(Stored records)
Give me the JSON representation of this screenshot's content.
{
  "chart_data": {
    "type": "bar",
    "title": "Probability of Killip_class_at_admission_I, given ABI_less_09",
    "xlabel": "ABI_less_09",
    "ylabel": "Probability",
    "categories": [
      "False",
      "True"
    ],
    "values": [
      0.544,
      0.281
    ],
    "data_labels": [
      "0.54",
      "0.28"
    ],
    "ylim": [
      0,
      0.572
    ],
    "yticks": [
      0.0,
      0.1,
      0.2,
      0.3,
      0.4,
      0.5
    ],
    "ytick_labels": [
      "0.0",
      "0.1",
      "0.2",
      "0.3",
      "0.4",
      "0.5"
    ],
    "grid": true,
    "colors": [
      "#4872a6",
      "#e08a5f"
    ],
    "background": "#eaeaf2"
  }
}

■ **PROBLEM DETAILS**
Gather every line from the listing above in which the word "Probability" appears.

■ **THE OUTPUT**
    "title": "Probability of Killip_class_at_admission_I, given ABI_less_09",
    "ylabel": "Probability",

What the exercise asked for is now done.